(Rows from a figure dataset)
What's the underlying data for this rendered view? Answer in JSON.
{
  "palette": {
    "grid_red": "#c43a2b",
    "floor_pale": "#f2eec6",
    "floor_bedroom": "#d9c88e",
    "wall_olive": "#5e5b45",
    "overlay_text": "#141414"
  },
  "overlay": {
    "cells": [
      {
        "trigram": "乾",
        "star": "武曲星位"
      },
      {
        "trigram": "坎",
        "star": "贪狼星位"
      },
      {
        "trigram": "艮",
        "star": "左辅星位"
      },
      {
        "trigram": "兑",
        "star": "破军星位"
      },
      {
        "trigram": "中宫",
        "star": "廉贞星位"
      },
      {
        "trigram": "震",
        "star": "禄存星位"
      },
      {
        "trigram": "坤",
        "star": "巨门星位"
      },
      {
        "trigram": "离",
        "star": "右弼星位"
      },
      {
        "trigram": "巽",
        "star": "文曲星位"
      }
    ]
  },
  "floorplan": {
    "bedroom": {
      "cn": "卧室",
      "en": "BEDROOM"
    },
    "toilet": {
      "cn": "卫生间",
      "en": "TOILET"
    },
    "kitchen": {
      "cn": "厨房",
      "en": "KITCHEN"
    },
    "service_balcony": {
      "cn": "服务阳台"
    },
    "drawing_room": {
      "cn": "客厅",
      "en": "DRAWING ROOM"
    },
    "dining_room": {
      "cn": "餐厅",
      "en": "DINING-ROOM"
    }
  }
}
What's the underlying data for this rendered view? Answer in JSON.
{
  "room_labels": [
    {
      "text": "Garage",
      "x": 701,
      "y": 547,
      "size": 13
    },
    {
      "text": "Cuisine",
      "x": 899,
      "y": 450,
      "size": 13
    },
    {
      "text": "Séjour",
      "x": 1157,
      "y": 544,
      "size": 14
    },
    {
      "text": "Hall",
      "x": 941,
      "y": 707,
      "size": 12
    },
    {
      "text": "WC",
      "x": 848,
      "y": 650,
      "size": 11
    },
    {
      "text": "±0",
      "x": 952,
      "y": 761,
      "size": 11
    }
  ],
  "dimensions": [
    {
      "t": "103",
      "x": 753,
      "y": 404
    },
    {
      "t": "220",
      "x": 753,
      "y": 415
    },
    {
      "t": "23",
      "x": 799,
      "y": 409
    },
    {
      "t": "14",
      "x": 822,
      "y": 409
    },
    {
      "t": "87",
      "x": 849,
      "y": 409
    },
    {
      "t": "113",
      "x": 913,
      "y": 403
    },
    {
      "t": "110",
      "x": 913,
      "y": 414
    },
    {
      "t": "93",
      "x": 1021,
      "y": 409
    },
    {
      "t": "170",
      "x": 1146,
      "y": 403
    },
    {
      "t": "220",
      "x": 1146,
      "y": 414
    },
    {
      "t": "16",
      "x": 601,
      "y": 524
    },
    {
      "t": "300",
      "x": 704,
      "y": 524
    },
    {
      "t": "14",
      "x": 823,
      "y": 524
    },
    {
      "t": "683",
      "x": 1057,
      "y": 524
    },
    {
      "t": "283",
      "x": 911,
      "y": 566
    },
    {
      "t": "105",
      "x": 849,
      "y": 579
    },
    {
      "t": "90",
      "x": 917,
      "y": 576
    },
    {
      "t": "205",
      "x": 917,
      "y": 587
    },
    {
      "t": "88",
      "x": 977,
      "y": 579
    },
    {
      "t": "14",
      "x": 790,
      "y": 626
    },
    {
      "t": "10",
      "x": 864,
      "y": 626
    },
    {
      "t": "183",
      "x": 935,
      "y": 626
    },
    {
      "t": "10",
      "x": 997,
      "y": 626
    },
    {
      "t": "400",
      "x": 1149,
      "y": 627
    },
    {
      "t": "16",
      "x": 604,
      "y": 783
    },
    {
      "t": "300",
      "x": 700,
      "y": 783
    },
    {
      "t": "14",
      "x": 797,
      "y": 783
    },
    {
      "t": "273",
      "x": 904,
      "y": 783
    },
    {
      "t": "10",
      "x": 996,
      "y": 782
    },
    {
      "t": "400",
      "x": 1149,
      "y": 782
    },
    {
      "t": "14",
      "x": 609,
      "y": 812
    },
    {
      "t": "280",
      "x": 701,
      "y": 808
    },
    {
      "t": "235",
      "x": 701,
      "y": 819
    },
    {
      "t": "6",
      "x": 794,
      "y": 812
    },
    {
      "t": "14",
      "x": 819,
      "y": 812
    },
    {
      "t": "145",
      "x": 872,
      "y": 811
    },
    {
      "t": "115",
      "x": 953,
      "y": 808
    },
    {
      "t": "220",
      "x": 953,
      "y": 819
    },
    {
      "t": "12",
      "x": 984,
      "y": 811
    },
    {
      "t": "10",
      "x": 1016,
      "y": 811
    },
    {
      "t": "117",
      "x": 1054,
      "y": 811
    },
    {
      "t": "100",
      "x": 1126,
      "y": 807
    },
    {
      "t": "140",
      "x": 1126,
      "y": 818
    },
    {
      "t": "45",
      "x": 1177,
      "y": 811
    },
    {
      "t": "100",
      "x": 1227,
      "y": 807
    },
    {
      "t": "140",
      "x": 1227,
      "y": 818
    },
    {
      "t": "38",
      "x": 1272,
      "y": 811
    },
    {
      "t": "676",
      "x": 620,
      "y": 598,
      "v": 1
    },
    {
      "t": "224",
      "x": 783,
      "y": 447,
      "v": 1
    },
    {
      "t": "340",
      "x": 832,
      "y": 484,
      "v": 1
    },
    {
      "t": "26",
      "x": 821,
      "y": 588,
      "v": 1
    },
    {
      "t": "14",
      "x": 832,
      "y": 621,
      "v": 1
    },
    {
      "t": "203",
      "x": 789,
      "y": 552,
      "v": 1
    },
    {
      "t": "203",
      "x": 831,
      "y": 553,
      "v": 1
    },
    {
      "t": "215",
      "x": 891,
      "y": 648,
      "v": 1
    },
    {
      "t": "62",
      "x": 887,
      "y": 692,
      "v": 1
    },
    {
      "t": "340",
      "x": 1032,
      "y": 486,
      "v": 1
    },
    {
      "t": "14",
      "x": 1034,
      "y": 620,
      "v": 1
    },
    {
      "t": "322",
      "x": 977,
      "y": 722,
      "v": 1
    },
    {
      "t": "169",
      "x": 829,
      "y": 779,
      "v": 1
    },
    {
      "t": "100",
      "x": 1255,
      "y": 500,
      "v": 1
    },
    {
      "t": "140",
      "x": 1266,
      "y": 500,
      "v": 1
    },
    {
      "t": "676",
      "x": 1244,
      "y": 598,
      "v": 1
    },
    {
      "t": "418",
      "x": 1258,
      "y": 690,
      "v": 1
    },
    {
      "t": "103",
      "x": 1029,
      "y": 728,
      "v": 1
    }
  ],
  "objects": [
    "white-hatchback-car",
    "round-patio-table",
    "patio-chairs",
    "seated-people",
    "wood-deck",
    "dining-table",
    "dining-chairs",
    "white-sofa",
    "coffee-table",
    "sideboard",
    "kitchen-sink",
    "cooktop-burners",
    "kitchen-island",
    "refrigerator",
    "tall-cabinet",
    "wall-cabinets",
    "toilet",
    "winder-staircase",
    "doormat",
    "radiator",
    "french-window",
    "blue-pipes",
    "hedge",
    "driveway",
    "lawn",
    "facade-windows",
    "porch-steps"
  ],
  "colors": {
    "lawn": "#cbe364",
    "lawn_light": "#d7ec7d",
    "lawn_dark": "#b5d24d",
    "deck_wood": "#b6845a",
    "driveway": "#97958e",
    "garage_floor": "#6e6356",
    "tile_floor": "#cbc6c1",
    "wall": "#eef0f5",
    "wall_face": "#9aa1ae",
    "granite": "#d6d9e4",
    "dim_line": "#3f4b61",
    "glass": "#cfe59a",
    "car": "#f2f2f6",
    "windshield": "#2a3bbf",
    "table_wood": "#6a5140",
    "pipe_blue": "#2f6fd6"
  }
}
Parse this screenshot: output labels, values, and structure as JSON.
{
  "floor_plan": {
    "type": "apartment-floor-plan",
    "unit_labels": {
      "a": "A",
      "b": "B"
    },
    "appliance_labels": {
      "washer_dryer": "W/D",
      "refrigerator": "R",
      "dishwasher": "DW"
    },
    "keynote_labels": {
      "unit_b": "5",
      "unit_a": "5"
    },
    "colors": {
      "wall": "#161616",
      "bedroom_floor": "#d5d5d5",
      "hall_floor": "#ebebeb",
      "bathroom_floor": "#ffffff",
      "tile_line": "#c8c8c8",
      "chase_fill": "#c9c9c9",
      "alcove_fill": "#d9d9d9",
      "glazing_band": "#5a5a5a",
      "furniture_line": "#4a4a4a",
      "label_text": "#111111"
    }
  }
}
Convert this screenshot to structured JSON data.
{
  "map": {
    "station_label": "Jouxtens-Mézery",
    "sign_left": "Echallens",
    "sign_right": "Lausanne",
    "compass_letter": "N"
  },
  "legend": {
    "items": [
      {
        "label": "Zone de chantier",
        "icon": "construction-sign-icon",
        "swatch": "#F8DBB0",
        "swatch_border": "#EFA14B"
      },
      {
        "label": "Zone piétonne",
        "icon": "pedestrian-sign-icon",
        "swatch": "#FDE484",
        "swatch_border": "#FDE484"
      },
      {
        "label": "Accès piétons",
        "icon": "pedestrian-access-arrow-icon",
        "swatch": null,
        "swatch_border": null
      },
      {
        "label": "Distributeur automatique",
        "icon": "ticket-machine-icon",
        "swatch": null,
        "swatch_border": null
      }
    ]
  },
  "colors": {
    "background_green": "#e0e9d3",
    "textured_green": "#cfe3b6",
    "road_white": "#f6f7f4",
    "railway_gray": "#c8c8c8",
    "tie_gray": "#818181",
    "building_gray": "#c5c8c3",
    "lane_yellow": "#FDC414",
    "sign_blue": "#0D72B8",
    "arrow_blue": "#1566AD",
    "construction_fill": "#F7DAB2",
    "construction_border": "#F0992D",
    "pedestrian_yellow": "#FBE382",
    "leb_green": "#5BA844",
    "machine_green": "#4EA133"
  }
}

§ **What you should do**
Gather all lines of the records that include the word "JSON".

§ **Task answer**
What's the underlying data for this rendered view? Answer in JSON.
What's the underlying data for this rendered view? Answer in JSON.
Parse this screenshot: output labels, values, and structure as JSON.
Convert this screenshot to structured JSON data.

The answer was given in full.